Problem to work on:
Scan each line of the records for the word "marker" and extract the ones that have it.

Dataset records:
▼▼▼
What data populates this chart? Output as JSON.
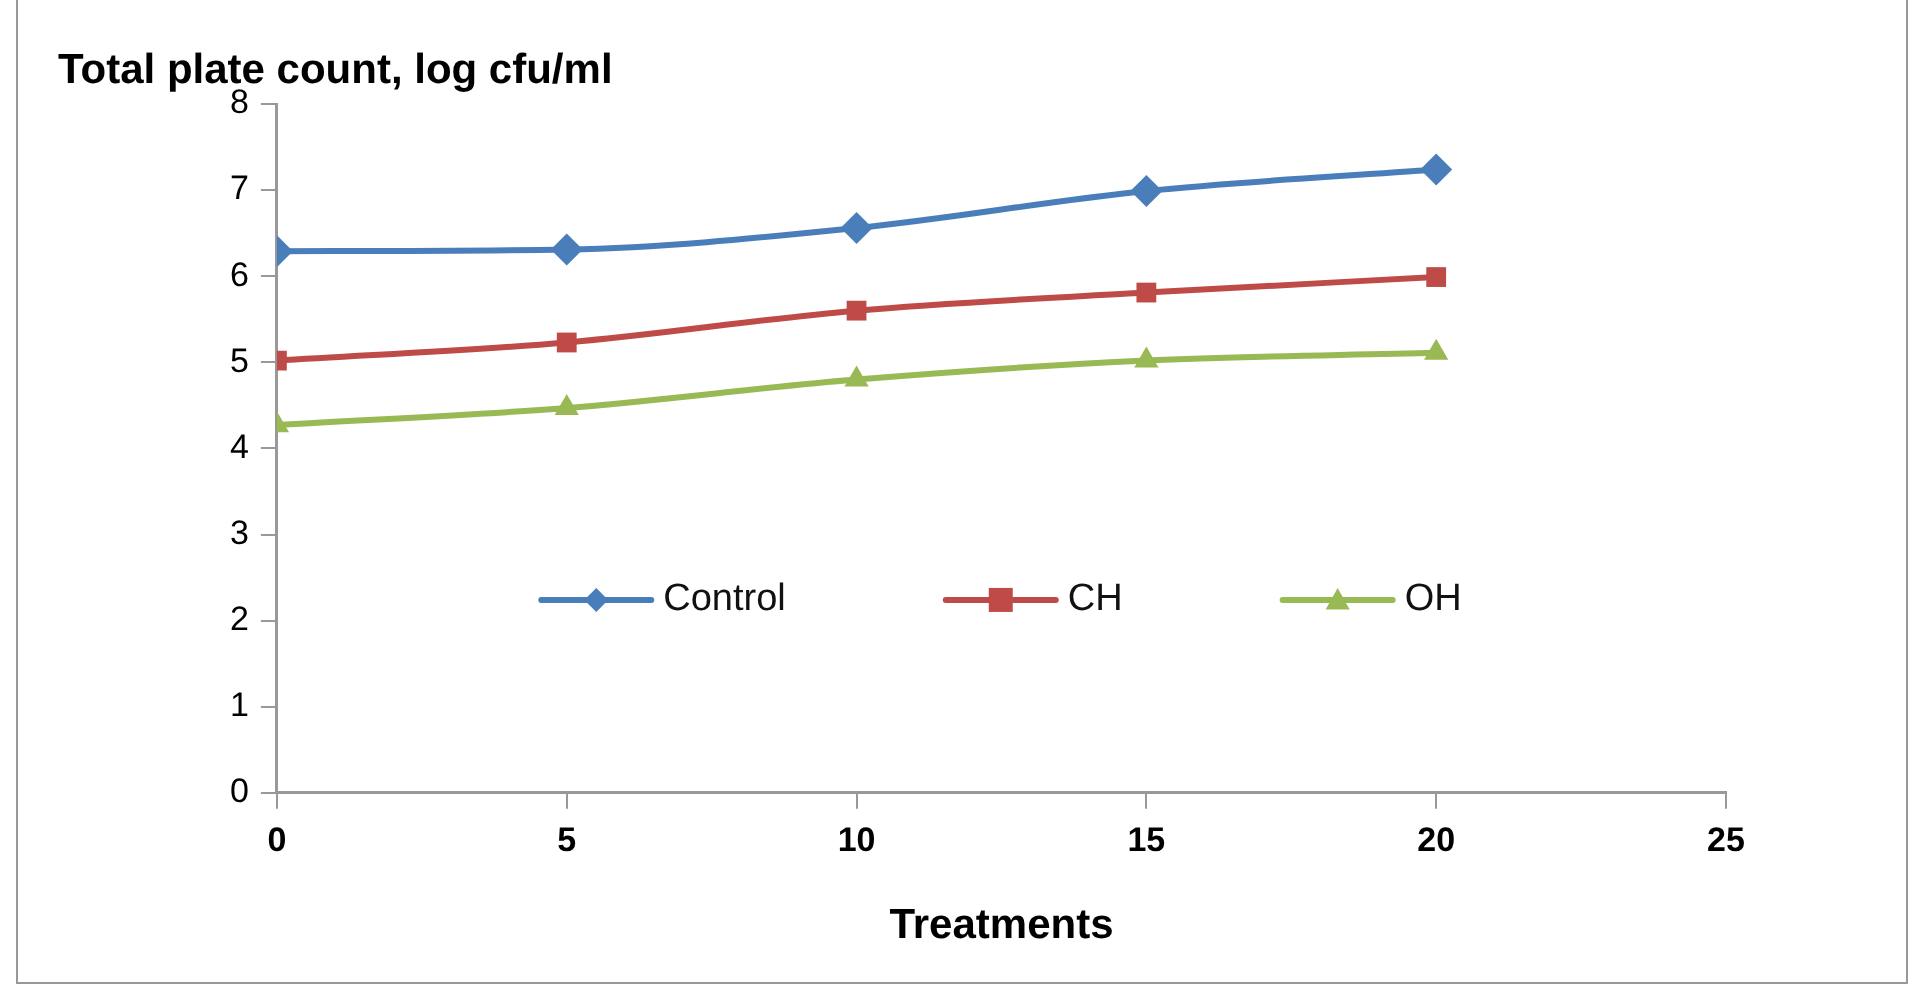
{
  "chart_data": {
    "type": "line",
    "xlabel": "Treatments",
    "ylabel": "Total plate count, log cfu/ml",
    "x": [
      0,
      5,
      10,
      15,
      20
    ],
    "xlim": [
      0,
      25
    ],
    "xticks": [
      0,
      5,
      10,
      15,
      20,
      25
    ],
    "ylim": [
      0,
      8
    ],
    "yticks": [
      0,
      1,
      2,
      3,
      4,
      5,
      6,
      7,
      8
    ],
    "grid": false,
    "legend": "center",
    "series": [
      {
        "name": "Control",
        "color": "#4a7ebb",
        "marker": "diamond",
        "values": [
          6.29,
          6.31,
          6.56,
          6.99,
          7.24
        ]
      },
      {
        "name": "CH",
        "color": "#be4b48",
        "marker": "square",
        "values": [
          5.02,
          5.23,
          5.6,
          5.81,
          5.99
        ]
      },
      {
        "name": "OH",
        "color": "#98b954",
        "marker": "triangle",
        "values": [
          4.27,
          4.47,
          4.8,
          5.02,
          5.11
        ]
      }
    ]
  }
}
▲▲▲
Task answer:
        "marker": "diamond",
        "marker": "square",
        "marker": "triangle",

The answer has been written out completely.